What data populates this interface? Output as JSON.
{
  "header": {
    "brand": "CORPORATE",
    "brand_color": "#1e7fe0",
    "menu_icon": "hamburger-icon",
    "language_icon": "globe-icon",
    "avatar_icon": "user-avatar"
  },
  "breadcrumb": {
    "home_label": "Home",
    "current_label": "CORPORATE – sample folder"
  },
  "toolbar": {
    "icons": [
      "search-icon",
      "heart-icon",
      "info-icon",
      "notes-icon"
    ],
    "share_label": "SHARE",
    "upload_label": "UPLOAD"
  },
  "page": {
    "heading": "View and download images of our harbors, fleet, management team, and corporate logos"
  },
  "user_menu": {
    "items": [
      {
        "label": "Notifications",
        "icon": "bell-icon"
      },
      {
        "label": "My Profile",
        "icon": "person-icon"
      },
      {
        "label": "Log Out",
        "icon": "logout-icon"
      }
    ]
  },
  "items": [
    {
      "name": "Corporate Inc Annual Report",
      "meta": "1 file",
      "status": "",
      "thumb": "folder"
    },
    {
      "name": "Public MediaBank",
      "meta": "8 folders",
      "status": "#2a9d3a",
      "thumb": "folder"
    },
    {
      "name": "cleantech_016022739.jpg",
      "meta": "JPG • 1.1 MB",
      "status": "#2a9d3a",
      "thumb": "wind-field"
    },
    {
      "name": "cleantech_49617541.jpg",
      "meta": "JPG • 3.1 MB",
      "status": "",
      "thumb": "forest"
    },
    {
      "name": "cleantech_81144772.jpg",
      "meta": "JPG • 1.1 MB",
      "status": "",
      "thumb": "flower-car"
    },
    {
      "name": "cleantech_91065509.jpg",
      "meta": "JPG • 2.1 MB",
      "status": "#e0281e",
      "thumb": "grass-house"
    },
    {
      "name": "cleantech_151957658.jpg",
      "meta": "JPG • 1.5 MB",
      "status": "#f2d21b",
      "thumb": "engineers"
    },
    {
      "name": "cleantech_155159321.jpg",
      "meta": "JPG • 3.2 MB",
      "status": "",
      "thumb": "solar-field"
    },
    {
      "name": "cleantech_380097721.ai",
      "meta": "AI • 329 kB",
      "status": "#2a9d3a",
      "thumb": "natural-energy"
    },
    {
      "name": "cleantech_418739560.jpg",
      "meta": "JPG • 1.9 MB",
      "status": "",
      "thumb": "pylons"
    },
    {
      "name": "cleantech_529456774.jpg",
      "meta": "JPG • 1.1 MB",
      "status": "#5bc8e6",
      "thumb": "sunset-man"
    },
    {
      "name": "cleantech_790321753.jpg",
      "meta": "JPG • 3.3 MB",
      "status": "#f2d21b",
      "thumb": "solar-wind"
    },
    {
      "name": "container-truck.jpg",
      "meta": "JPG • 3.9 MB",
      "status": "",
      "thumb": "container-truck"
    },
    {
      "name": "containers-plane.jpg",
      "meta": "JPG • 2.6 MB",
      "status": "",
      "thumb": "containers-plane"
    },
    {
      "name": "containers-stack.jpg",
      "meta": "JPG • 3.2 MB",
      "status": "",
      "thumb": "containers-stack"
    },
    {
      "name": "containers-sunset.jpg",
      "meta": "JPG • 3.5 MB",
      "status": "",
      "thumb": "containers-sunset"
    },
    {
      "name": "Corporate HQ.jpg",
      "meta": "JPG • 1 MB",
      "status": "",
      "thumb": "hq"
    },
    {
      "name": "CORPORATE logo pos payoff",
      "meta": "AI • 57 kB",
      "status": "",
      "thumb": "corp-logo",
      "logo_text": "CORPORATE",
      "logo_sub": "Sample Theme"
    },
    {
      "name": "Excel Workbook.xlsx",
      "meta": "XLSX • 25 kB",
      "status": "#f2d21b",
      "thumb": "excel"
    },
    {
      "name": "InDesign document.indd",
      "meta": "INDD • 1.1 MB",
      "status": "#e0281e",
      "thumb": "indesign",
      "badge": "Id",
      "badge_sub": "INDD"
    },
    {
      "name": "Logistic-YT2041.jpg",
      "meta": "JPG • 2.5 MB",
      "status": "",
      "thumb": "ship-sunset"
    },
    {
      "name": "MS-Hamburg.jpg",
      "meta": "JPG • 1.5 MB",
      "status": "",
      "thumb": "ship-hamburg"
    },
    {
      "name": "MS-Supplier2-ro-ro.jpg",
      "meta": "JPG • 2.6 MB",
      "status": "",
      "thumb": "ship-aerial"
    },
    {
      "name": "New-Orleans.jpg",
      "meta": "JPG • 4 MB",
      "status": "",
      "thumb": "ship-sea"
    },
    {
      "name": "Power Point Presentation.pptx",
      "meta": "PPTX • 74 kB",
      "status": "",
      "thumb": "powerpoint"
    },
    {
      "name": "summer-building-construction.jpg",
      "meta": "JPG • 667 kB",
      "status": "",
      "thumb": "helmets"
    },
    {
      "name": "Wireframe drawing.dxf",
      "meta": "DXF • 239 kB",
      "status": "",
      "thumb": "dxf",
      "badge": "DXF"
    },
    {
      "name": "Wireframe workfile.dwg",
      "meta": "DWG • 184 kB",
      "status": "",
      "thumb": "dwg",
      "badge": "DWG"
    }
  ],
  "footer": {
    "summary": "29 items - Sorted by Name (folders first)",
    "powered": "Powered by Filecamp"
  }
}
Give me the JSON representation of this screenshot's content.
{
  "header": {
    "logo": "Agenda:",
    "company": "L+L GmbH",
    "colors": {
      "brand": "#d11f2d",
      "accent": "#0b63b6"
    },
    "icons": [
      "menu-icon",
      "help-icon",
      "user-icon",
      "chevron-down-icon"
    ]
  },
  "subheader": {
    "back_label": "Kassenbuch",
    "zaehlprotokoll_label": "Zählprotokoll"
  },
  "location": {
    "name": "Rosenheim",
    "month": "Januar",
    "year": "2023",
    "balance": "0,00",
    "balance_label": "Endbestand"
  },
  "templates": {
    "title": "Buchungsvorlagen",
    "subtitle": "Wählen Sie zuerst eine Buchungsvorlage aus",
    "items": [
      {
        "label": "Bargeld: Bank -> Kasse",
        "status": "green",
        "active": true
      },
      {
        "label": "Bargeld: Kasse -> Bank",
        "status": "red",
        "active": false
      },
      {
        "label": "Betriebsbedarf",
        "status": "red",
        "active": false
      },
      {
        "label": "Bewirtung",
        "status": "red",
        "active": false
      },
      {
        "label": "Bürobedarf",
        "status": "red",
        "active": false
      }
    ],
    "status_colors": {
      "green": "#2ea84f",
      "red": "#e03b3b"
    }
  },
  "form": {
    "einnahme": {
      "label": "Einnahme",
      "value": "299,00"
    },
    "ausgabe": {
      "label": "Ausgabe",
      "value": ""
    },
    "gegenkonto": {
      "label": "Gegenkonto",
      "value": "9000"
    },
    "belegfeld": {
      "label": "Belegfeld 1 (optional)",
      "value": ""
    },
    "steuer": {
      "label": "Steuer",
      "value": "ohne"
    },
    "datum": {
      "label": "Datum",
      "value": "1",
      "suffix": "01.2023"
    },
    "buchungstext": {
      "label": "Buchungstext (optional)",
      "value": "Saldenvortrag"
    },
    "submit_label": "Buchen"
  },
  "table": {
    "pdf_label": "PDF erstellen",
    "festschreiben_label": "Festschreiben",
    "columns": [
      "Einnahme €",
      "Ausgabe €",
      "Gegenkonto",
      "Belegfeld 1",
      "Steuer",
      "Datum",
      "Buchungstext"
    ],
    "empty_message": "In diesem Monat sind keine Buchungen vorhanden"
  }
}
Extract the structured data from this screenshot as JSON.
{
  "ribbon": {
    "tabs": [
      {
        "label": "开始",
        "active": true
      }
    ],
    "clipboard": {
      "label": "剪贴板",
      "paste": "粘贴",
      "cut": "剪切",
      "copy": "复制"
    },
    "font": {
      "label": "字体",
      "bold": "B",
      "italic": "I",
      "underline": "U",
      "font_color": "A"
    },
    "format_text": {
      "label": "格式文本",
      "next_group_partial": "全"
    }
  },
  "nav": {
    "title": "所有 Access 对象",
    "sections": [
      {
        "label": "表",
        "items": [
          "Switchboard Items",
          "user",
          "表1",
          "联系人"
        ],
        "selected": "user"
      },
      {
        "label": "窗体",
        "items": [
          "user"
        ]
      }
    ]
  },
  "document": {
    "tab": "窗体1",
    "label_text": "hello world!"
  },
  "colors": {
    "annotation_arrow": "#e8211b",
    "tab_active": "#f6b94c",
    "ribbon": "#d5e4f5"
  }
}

§ WHAT THE TASK ASKS: Pull out and copy each line containing the string "document".

§ RESPONSE TO THIS TASK:
      "name": "InDesign document.indd",
  "document": {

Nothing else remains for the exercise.